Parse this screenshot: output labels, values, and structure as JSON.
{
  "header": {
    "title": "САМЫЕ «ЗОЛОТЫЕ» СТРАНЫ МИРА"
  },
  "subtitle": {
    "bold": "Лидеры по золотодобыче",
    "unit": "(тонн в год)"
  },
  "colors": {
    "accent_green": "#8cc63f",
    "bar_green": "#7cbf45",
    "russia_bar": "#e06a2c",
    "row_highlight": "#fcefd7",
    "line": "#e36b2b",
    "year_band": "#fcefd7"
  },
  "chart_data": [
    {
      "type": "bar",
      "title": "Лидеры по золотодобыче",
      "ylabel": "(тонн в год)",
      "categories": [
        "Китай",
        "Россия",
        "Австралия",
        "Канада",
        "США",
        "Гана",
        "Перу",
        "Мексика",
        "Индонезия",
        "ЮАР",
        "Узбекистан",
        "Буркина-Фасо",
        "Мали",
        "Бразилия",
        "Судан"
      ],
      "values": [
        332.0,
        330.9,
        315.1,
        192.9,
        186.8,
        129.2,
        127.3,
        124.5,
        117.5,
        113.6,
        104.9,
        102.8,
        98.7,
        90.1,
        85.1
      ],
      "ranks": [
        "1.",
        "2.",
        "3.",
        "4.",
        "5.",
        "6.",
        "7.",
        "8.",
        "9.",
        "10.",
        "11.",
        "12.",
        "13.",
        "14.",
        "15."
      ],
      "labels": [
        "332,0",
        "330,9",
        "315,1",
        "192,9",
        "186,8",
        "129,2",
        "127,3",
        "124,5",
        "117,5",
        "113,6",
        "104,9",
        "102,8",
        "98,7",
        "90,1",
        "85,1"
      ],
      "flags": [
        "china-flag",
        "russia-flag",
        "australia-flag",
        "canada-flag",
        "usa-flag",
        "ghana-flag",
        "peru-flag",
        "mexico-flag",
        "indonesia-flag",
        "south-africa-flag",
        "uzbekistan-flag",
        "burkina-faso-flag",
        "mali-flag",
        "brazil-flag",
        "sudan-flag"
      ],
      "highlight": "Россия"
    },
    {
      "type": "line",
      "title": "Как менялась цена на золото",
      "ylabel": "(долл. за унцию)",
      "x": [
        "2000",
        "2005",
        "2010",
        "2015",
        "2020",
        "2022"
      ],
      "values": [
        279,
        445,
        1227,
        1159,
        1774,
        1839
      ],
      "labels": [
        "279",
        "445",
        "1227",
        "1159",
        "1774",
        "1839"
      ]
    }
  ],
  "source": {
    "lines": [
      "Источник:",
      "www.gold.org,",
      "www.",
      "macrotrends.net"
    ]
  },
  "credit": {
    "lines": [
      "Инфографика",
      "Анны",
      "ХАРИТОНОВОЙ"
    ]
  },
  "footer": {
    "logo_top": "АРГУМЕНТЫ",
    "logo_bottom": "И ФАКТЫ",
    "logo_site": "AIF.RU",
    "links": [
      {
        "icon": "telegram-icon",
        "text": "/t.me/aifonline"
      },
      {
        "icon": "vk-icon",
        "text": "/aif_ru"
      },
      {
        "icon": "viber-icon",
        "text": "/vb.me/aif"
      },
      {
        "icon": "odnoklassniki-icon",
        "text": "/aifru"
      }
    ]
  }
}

Instructions for the task: Write out the whole listing again. Match it word for word.

Correct output:
Parse this screenshot: output labels, values, and structure as JSON.
{
  "header": {
    "title": "САМЫЕ «ЗОЛОТЫЕ» СТРАНЫ МИРА"
  },
  "subtitle": {
    "bold": "Лидеры по золотодобыче",
    "unit": "(тонн в год)"
  },
  "colors": {
    "accent_green": "#8cc63f",
    "bar_green": "#7cbf45",
    "russia_bar": "#e06a2c",
    "row_highlight": "#fcefd7",
    "line": "#e36b2b",
    "year_band": "#fcefd7"
  },
  "chart_data": [
    {
      "type": "bar",
      "title": "Лидеры по золотодобыче",
      "ylabel": "(тонн в год)",
      "categories": [
        "Китай",
        "Россия",
        "Австралия",
        "Канада",
        "США",
        "Гана",
        "Перу",
        "Мексика",
        "Индонезия",
        "ЮАР",
        "Узбекистан",
        "Буркина-Фасо",
        "Мали",
        "Бразилия",
        "Судан"
      ],
      "values": [
        332.0,
        330.9,
        315.1,
        192.9,
        186.8,
        129.2,
        127.3,
        124.5,
        117.5,
        113.6,
        104.9,
        102.8,
        98.7,
        90.1,
        85.1
      ],
      "ranks": [
        "1.",
        "2.",
        "3.",
        "4.",
        "5.",
        "6.",
        "7.",
        "8.",
        "9.",
        "10.",
        "11.",
        "12.",
        "13.",
        "14.",
        "15."
      ],
      "labels": [
        "332,0",
        "330,9",
        "315,1",
        "192,9",
        "186,8",
        "129,2",
        "127,3",
        "124,5",
        "117,5",
        "113,6",
        "104,9",
        "102,8",
        "98,7",
        "90,1",
        "85,1"
      ],
      "flags": [
        "china-flag",
        "russia-flag",
        "australia-flag",
        "canada-flag",
        "usa-flag",
        "ghana-flag",
        "peru-flag",
        "mexico-flag",
        "indonesia-flag",
        "south-africa-flag",
        "uzbekistan-flag",
        "burkina-faso-flag",
        "mali-flag",
        "brazil-flag",
        "sudan-flag"
      ],
      "highlight": "Россия"
    },
    {
      "type": "line",
      "title": "Как менялась цена на золото",
      "ylabel": "(долл. за унцию)",
      "x": [
        "2000",
        "2005",
        "2010",
        "2015",
        "2020",
        "2022"
      ],
      "values": [
        279,
        445,
        1227,
        1159,
        1774,
        1839
      ],
      "labels": [
        "279",
        "445",
        "1227",
        "1159",
        "1774",
        "1839"
      ]
    }
  ],
  "source": {
    "lines": [
      "Источник:",
      "www.gold.org,",
      "www.",
      "macrotrends.net"
    ]
  },
  "credit": {
    "lines": [
      "Инфографика",
      "Анны",
      "ХАРИТОНОВОЙ"
    ]
  },
  "footer": {
    "logo_top": "АРГУМЕНТЫ",
    "logo_bottom": "И ФАКТЫ",
    "logo_site": "AIF.RU",
    "links": [
      {
        "icon": "telegram-icon",
        "text": "/t.me/aifonline"
      },
      {
        "icon": "vk-icon",
        "text": "/aif_ru"
      },
      {
        "icon": "viber-icon",
        "text": "/vb.me/aif"
      },
      {
        "icon": "odnoklassniki-icon",
        "text": "/aifru"
      }
    ]
  }
}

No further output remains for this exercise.